=== Data provided ===
━━━━

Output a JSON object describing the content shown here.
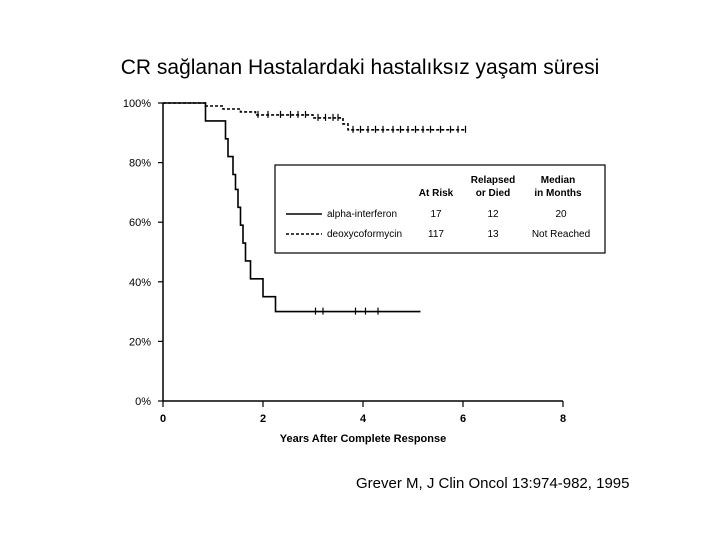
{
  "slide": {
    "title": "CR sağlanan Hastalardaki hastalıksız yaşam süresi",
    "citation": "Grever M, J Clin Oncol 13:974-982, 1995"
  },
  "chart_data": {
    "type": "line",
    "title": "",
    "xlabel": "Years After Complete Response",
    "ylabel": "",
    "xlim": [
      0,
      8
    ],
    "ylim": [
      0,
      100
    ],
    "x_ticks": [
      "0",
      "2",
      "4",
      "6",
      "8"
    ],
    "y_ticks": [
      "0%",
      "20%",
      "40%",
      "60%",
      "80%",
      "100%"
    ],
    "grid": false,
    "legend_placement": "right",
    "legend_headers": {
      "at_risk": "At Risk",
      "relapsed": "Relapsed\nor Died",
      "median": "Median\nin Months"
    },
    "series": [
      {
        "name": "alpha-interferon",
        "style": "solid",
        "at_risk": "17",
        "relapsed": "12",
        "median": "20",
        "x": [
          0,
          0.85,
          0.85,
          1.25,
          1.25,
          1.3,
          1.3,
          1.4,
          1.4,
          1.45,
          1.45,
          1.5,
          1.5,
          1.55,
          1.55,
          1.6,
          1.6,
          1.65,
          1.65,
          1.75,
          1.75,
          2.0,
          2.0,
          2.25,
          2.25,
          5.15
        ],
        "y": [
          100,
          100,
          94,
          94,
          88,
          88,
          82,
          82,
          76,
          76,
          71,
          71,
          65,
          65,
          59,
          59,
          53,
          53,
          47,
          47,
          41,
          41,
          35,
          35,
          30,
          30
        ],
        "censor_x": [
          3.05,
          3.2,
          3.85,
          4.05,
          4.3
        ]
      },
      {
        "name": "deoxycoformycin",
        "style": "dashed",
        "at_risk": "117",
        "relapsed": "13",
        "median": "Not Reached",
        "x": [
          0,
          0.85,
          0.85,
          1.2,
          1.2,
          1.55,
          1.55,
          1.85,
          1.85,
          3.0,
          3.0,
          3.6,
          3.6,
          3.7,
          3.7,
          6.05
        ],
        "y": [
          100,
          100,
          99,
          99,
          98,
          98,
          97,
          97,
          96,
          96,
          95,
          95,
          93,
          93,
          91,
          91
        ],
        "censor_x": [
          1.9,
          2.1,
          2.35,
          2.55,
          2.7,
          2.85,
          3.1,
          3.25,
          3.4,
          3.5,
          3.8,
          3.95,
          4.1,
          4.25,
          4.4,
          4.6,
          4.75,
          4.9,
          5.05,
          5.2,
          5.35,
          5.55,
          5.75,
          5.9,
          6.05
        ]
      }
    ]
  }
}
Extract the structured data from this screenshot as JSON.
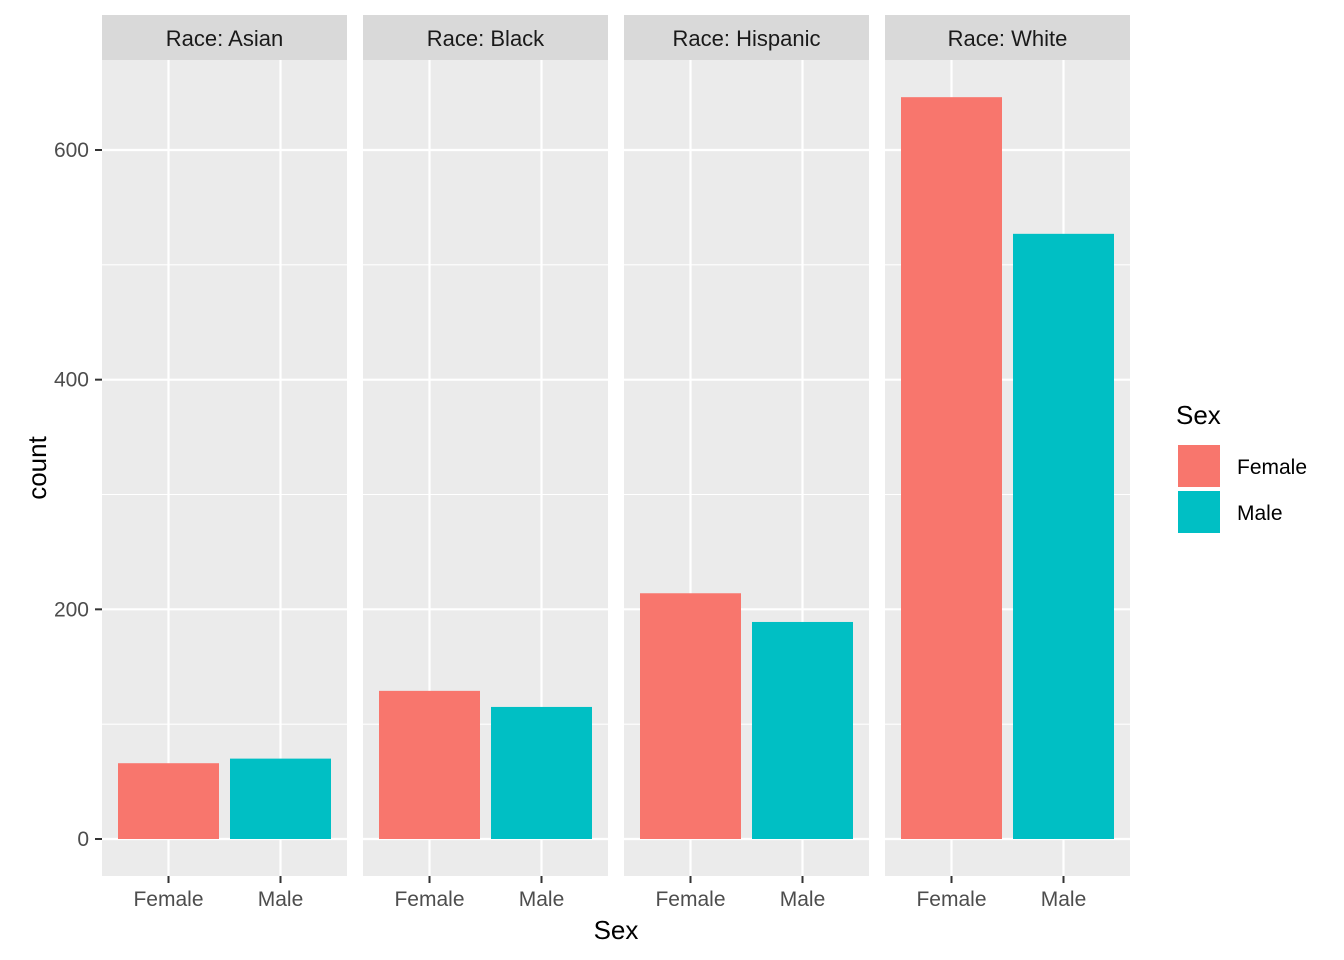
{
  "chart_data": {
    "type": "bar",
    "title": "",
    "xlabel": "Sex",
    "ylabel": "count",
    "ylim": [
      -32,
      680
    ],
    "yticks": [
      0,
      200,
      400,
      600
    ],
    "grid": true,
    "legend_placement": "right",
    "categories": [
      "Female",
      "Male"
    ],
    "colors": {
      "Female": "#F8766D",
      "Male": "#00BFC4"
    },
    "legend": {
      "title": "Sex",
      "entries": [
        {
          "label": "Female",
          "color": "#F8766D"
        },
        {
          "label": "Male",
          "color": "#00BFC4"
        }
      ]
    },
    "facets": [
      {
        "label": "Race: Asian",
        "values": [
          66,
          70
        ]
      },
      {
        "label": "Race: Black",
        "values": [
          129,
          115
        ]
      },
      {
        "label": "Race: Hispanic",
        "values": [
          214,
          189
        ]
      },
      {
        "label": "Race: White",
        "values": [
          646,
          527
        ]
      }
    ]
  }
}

━━━━

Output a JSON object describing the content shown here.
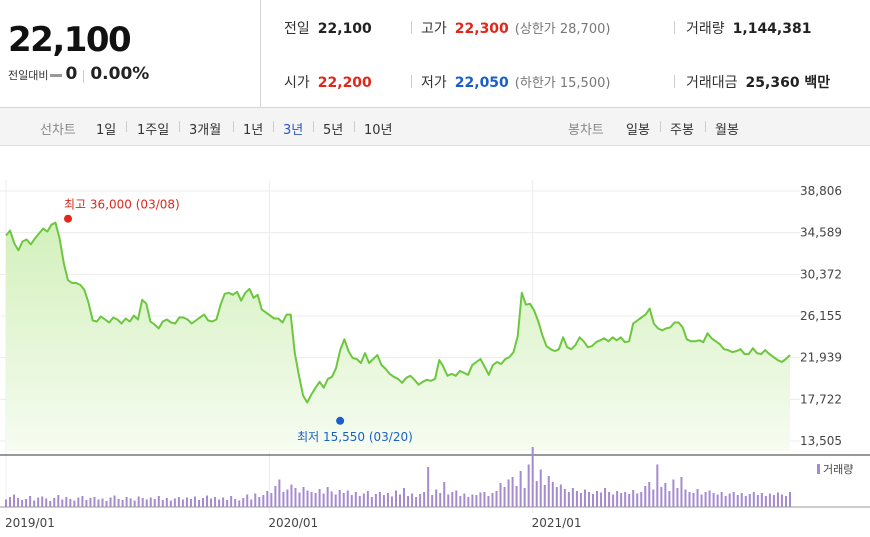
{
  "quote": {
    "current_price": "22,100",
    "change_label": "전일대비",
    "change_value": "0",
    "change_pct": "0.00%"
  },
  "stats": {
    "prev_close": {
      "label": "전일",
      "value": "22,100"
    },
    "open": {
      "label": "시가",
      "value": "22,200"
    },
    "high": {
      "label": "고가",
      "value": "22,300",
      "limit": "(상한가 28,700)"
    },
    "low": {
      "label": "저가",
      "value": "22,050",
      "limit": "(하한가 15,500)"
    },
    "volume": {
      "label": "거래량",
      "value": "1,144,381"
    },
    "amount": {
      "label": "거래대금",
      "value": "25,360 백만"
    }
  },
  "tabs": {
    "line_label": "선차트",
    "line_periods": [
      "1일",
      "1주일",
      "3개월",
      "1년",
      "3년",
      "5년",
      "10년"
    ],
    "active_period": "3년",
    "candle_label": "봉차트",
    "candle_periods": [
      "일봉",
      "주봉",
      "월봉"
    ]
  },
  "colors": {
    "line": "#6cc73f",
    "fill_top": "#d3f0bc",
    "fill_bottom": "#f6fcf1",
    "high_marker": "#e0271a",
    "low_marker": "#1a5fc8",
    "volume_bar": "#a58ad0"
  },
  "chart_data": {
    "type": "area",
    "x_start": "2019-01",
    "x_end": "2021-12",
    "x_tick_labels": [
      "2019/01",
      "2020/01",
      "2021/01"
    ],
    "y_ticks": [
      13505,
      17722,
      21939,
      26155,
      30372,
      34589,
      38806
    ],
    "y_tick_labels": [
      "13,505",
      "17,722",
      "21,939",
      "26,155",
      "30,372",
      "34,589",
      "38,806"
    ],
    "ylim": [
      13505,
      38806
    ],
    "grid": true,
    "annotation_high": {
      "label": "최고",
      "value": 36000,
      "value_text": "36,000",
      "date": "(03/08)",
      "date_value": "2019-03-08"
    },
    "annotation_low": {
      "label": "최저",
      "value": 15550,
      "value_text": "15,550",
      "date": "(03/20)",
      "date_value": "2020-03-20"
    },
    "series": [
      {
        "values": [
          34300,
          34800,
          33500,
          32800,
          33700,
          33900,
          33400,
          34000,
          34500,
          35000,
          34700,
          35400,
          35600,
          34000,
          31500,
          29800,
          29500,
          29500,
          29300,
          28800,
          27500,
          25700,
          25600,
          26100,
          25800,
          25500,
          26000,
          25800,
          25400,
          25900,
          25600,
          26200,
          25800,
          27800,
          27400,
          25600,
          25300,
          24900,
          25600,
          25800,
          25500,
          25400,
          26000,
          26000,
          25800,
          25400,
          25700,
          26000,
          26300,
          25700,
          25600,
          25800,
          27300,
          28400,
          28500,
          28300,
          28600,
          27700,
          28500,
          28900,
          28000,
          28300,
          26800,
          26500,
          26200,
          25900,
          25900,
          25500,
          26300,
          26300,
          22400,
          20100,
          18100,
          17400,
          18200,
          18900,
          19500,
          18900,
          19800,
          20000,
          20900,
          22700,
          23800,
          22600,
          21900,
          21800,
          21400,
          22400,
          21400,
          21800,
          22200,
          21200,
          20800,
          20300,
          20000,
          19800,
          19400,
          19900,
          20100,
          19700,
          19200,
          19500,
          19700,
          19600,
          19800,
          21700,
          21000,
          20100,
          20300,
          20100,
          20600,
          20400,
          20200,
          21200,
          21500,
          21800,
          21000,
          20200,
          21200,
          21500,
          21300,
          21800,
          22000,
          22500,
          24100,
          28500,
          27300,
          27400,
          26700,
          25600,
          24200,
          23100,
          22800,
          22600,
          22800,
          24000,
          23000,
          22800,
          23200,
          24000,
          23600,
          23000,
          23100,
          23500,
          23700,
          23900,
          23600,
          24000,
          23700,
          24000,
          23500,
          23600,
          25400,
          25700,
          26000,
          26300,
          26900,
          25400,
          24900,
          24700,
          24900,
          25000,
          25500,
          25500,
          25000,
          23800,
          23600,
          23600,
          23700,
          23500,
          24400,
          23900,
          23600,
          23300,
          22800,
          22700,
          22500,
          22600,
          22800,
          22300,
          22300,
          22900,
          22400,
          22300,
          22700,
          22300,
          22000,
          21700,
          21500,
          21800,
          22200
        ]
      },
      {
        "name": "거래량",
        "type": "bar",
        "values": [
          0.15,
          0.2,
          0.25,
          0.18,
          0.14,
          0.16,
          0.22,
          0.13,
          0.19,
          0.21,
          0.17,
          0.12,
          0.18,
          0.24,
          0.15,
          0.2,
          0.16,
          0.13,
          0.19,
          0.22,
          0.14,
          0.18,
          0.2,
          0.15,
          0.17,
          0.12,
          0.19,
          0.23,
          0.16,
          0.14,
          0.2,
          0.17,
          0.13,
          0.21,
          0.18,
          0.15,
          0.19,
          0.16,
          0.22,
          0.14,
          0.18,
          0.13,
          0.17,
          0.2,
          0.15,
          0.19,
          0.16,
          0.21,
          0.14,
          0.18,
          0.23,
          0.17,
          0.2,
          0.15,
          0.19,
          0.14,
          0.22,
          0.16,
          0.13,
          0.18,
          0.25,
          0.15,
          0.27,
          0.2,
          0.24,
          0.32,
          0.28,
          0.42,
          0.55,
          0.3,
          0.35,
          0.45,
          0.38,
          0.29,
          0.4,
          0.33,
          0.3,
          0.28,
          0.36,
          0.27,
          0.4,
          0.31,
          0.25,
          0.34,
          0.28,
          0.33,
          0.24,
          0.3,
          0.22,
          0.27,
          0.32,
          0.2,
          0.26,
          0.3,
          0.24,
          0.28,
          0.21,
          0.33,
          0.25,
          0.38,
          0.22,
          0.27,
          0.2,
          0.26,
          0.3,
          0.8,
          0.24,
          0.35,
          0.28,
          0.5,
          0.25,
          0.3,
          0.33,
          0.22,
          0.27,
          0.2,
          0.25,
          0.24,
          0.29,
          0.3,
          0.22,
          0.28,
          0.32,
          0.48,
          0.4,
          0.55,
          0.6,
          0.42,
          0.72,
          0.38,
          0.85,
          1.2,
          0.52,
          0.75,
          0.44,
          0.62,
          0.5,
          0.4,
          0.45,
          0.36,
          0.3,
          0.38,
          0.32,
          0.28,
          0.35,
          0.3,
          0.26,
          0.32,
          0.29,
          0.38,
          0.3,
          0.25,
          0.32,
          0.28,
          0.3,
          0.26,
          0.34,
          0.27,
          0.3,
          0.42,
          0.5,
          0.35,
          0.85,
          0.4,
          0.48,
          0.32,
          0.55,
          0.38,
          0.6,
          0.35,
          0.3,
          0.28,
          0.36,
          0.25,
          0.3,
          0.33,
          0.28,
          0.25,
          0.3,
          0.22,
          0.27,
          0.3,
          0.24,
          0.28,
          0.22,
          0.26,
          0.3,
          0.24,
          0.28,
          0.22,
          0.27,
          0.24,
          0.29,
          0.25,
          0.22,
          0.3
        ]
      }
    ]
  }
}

━━━━

=== Directive ===
Each line containing the word "median" counts once; report the total alone.

=== Final result ===
3